§ **GIVEN INSTRUCTION**
Below are entries to be transcribed exactly; exclude the pictures from the copy.

§ **TASK INPUT**
----------------------------------------

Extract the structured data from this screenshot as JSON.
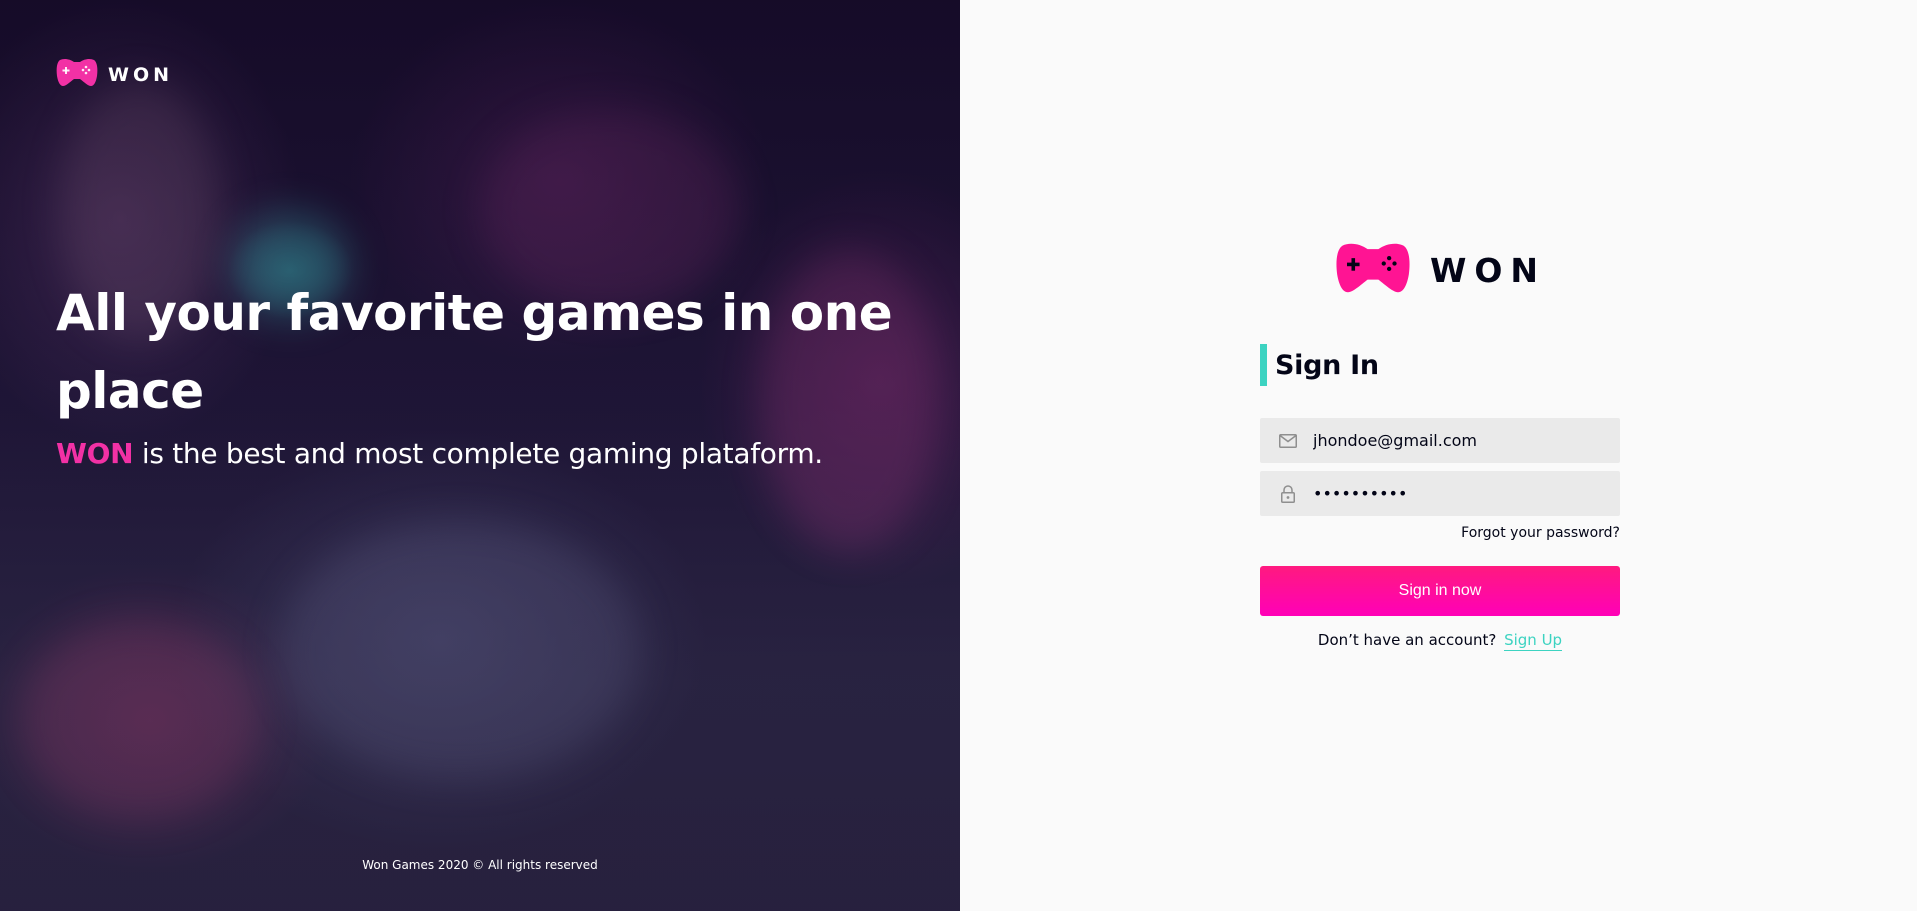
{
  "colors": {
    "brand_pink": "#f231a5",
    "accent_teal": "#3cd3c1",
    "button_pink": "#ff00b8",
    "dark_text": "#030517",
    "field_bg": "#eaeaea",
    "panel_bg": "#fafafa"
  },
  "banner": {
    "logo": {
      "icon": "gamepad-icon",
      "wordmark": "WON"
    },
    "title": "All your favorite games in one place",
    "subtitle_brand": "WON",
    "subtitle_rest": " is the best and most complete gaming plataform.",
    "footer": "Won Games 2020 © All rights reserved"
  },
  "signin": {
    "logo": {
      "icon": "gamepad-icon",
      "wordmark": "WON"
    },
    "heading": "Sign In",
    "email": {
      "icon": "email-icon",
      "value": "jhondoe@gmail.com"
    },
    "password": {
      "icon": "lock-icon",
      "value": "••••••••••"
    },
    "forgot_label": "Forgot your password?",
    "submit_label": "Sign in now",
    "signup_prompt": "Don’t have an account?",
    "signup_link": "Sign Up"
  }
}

----------------------------------------

§ **OUTPUT FOR THIS TASK**
Extract the structured data from this screenshot as JSON.
{
  "colors": {
    "brand_pink": "#f231a5",
    "accent_teal": "#3cd3c1",
    "button_pink": "#ff00b8",
    "dark_text": "#030517",
    "field_bg": "#eaeaea",
    "panel_bg": "#fafafa"
  },
  "banner": {
    "logo": {
      "icon": "gamepad-icon",
      "wordmark": "WON"
    },
    "title": "All your favorite games in one place",
    "subtitle_brand": "WON",
    "subtitle_rest": " is the best and most complete gaming plataform.",
    "footer": "Won Games 2020 © All rights reserved"
  },
  "signin": {
    "logo": {
      "icon": "gamepad-icon",
      "wordmark": "WON"
    },
    "heading": "Sign In",
    "email": {
      "icon": "email-icon",
      "value": "jhondoe@gmail.com"
    },
    "password": {
      "icon": "lock-icon",
      "value": "••••••••••"
    },
    "forgot_label": "Forgot your password?",
    "submit_label": "Sign in now",
    "signup_prompt": "Don’t have an account?",
    "signup_link": "Sign Up"
  }
}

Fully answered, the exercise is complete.